# [MATERIAL]
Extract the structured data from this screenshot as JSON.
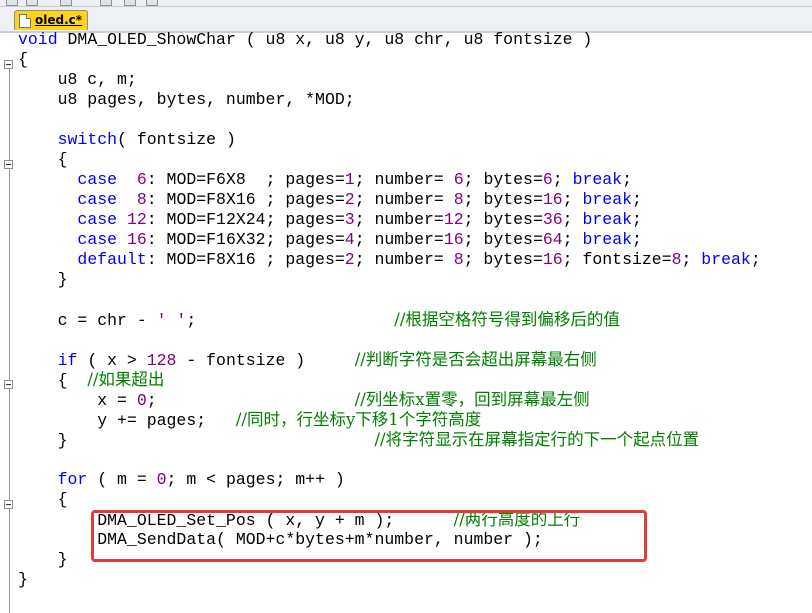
{
  "editor": {
    "tab_label": "oled.c*",
    "accent_color": "#ffd21c",
    "highlight_color": "#e23c3c",
    "lines": [
      [
        {
          "t": "void",
          "c": "kw"
        },
        {
          "t": " DMA_OLED_ShowChar ( u8 x, u8 y, u8 chr, u8 fontsize )"
        }
      ],
      [
        {
          "t": "{"
        }
      ],
      [
        {
          "t": "    u8 c, m;"
        }
      ],
      [
        {
          "t": "    u8 pages, bytes, number, *MOD;"
        }
      ],
      [],
      [
        {
          "t": "    "
        },
        {
          "t": "switch",
          "c": "kw"
        },
        {
          "t": "( fontsize )"
        }
      ],
      [
        {
          "t": "    {"
        }
      ],
      [
        {
          "t": "      "
        },
        {
          "t": "case",
          "c": "kw"
        },
        {
          "t": "  "
        },
        {
          "t": "6",
          "c": "num"
        },
        {
          "t": ": MOD=F6X8  ; pages="
        },
        {
          "t": "1",
          "c": "num"
        },
        {
          "t": "; number= "
        },
        {
          "t": "6",
          "c": "num"
        },
        {
          "t": "; bytes="
        },
        {
          "t": "6",
          "c": "num"
        },
        {
          "t": "; "
        },
        {
          "t": "break",
          "c": "kw"
        },
        {
          "t": ";"
        }
      ],
      [
        {
          "t": "      "
        },
        {
          "t": "case",
          "c": "kw"
        },
        {
          "t": "  "
        },
        {
          "t": "8",
          "c": "num"
        },
        {
          "t": ": MOD=F8X16 ; pages="
        },
        {
          "t": "2",
          "c": "num"
        },
        {
          "t": "; number= "
        },
        {
          "t": "8",
          "c": "num"
        },
        {
          "t": "; bytes="
        },
        {
          "t": "16",
          "c": "num"
        },
        {
          "t": "; "
        },
        {
          "t": "break",
          "c": "kw"
        },
        {
          "t": ";"
        }
      ],
      [
        {
          "t": "      "
        },
        {
          "t": "case",
          "c": "kw"
        },
        {
          "t": " "
        },
        {
          "t": "12",
          "c": "num"
        },
        {
          "t": ": MOD=F12X24; pages="
        },
        {
          "t": "3",
          "c": "num"
        },
        {
          "t": "; number="
        },
        {
          "t": "12",
          "c": "num"
        },
        {
          "t": "; bytes="
        },
        {
          "t": "36",
          "c": "num"
        },
        {
          "t": "; "
        },
        {
          "t": "break",
          "c": "kw"
        },
        {
          "t": ";"
        }
      ],
      [
        {
          "t": "      "
        },
        {
          "t": "case",
          "c": "kw"
        },
        {
          "t": " "
        },
        {
          "t": "16",
          "c": "num"
        },
        {
          "t": ": MOD=F16X32; pages="
        },
        {
          "t": "4",
          "c": "num"
        },
        {
          "t": "; number="
        },
        {
          "t": "16",
          "c": "num"
        },
        {
          "t": "; bytes="
        },
        {
          "t": "64",
          "c": "num"
        },
        {
          "t": "; "
        },
        {
          "t": "break",
          "c": "kw"
        },
        {
          "t": ";"
        }
      ],
      [
        {
          "t": "      "
        },
        {
          "t": "default",
          "c": "kw"
        },
        {
          "t": ": MOD=F8X16 ; pages="
        },
        {
          "t": "2",
          "c": "num"
        },
        {
          "t": "; number= "
        },
        {
          "t": "8",
          "c": "num"
        },
        {
          "t": "; bytes="
        },
        {
          "t": "16",
          "c": "num"
        },
        {
          "t": "; fontsize="
        },
        {
          "t": "8",
          "c": "num"
        },
        {
          "t": "; "
        },
        {
          "t": "break",
          "c": "kw"
        },
        {
          "t": ";"
        }
      ],
      [
        {
          "t": "    }"
        }
      ],
      [],
      [
        {
          "t": "    c = chr - "
        },
        {
          "t": "' '",
          "c": "str"
        },
        {
          "t": ";                    "
        },
        {
          "t": "//根据空格符号得到偏移后的值",
          "c": "cm"
        }
      ],
      [],
      [
        {
          "t": "    "
        },
        {
          "t": "if",
          "c": "kw"
        },
        {
          "t": " ( x > "
        },
        {
          "t": "128",
          "c": "num"
        },
        {
          "t": " - fontsize )     "
        },
        {
          "t": "//判断字符是否会超出屏幕最右侧",
          "c": "cm"
        }
      ],
      [
        {
          "t": "    {  "
        },
        {
          "t": "//如果超出",
          "c": "cm"
        }
      ],
      [
        {
          "t": "        x = "
        },
        {
          "t": "0",
          "c": "num"
        },
        {
          "t": ";                    "
        },
        {
          "t": "//列坐标x置零，回到屏幕最左侧",
          "c": "cm"
        }
      ],
      [
        {
          "t": "        y += pages;   "
        },
        {
          "t": "//同时，行坐标y下移1个字符高度",
          "c": "cm"
        }
      ],
      [
        {
          "t": "    }                               "
        },
        {
          "t": "//将字符显示在屏幕指定行的下一个起点位置",
          "c": "cm"
        }
      ],
      [],
      [
        {
          "t": "    "
        },
        {
          "t": "for",
          "c": "kw"
        },
        {
          "t": " ( m = "
        },
        {
          "t": "0",
          "c": "num"
        },
        {
          "t": "; m < pages; m++ )"
        }
      ],
      [
        {
          "t": "    {"
        }
      ],
      [
        {
          "t": "        DMA_OLED_Set_Pos ( x, y + m );      "
        },
        {
          "t": "//两行高度的上行",
          "c": "cm"
        }
      ],
      [
        {
          "t": "        DMA_SendData( MOD+c*bytes+m*number, number );"
        }
      ],
      [
        {
          "t": "    }"
        }
      ],
      [
        {
          "t": "}"
        }
      ]
    ]
  }
}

# [WORK TO COMPLETE]
Apart from the pictures, the entries above are to be repeated in full and exactly.

# [FULL ANSWER]
Extract the structured data from this screenshot as JSON.
{
  "editor": {
    "tab_label": "oled.c*",
    "accent_color": "#ffd21c",
    "highlight_color": "#e23c3c",
    "lines": [
      [
        {
          "t": "void",
          "c": "kw"
        },
        {
          "t": " DMA_OLED_ShowChar ( u8 x, u8 y, u8 chr, u8 fontsize )"
        }
      ],
      [
        {
          "t": "{"
        }
      ],
      [
        {
          "t": "    u8 c, m;"
        }
      ],
      [
        {
          "t": "    u8 pages, bytes, number, *MOD;"
        }
      ],
      [],
      [
        {
          "t": "    "
        },
        {
          "t": "switch",
          "c": "kw"
        },
        {
          "t": "( fontsize )"
        }
      ],
      [
        {
          "t": "    {"
        }
      ],
      [
        {
          "t": "      "
        },
        {
          "t": "case",
          "c": "kw"
        },
        {
          "t": "  "
        },
        {
          "t": "6",
          "c": "num"
        },
        {
          "t": ": MOD=F6X8  ; pages="
        },
        {
          "t": "1",
          "c": "num"
        },
        {
          "t": "; number= "
        },
        {
          "t": "6",
          "c": "num"
        },
        {
          "t": "; bytes="
        },
        {
          "t": "6",
          "c": "num"
        },
        {
          "t": "; "
        },
        {
          "t": "break",
          "c": "kw"
        },
        {
          "t": ";"
        }
      ],
      [
        {
          "t": "      "
        },
        {
          "t": "case",
          "c": "kw"
        },
        {
          "t": "  "
        },
        {
          "t": "8",
          "c": "num"
        },
        {
          "t": ": MOD=F8X16 ; pages="
        },
        {
          "t": "2",
          "c": "num"
        },
        {
          "t": "; number= "
        },
        {
          "t": "8",
          "c": "num"
        },
        {
          "t": "; bytes="
        },
        {
          "t": "16",
          "c": "num"
        },
        {
          "t": "; "
        },
        {
          "t": "break",
          "c": "kw"
        },
        {
          "t": ";"
        }
      ],
      [
        {
          "t": "      "
        },
        {
          "t": "case",
          "c": "kw"
        },
        {
          "t": " "
        },
        {
          "t": "12",
          "c": "num"
        },
        {
          "t": ": MOD=F12X24; pages="
        },
        {
          "t": "3",
          "c": "num"
        },
        {
          "t": "; number="
        },
        {
          "t": "12",
          "c": "num"
        },
        {
          "t": "; bytes="
        },
        {
          "t": "36",
          "c": "num"
        },
        {
          "t": "; "
        },
        {
          "t": "break",
          "c": "kw"
        },
        {
          "t": ";"
        }
      ],
      [
        {
          "t": "      "
        },
        {
          "t": "case",
          "c": "kw"
        },
        {
          "t": " "
        },
        {
          "t": "16",
          "c": "num"
        },
        {
          "t": ": MOD=F16X32; pages="
        },
        {
          "t": "4",
          "c": "num"
        },
        {
          "t": "; number="
        },
        {
          "t": "16",
          "c": "num"
        },
        {
          "t": "; bytes="
        },
        {
          "t": "64",
          "c": "num"
        },
        {
          "t": "; "
        },
        {
          "t": "break",
          "c": "kw"
        },
        {
          "t": ";"
        }
      ],
      [
        {
          "t": "      "
        },
        {
          "t": "default",
          "c": "kw"
        },
        {
          "t": ": MOD=F8X16 ; pages="
        },
        {
          "t": "2",
          "c": "num"
        },
        {
          "t": "; number= "
        },
        {
          "t": "8",
          "c": "num"
        },
        {
          "t": "; bytes="
        },
        {
          "t": "16",
          "c": "num"
        },
        {
          "t": "; fontsize="
        },
        {
          "t": "8",
          "c": "num"
        },
        {
          "t": "; "
        },
        {
          "t": "break",
          "c": "kw"
        },
        {
          "t": ";"
        }
      ],
      [
        {
          "t": "    }"
        }
      ],
      [],
      [
        {
          "t": "    c = chr - "
        },
        {
          "t": "' '",
          "c": "str"
        },
        {
          "t": ";                    "
        },
        {
          "t": "//根据空格符号得到偏移后的值",
          "c": "cm"
        }
      ],
      [],
      [
        {
          "t": "    "
        },
        {
          "t": "if",
          "c": "kw"
        },
        {
          "t": " ( x > "
        },
        {
          "t": "128",
          "c": "num"
        },
        {
          "t": " - fontsize )     "
        },
        {
          "t": "//判断字符是否会超出屏幕最右侧",
          "c": "cm"
        }
      ],
      [
        {
          "t": "    {  "
        },
        {
          "t": "//如果超出",
          "c": "cm"
        }
      ],
      [
        {
          "t": "        x = "
        },
        {
          "t": "0",
          "c": "num"
        },
        {
          "t": ";                    "
        },
        {
          "t": "//列坐标x置零，回到屏幕最左侧",
          "c": "cm"
        }
      ],
      [
        {
          "t": "        y += pages;   "
        },
        {
          "t": "//同时，行坐标y下移1个字符高度",
          "c": "cm"
        }
      ],
      [
        {
          "t": "    }                               "
        },
        {
          "t": "//将字符显示在屏幕指定行的下一个起点位置",
          "c": "cm"
        }
      ],
      [],
      [
        {
          "t": "    "
        },
        {
          "t": "for",
          "c": "kw"
        },
        {
          "t": " ( m = "
        },
        {
          "t": "0",
          "c": "num"
        },
        {
          "t": "; m < pages; m++ )"
        }
      ],
      [
        {
          "t": "    {"
        }
      ],
      [
        {
          "t": "        DMA_OLED_Set_Pos ( x, y + m );      "
        },
        {
          "t": "//两行高度的上行",
          "c": "cm"
        }
      ],
      [
        {
          "t": "        DMA_SendData( MOD+c*bytes+m*number, number );"
        }
      ],
      [
        {
          "t": "    }"
        }
      ],
      [
        {
          "t": "}"
        }
      ]
    ]
  }
}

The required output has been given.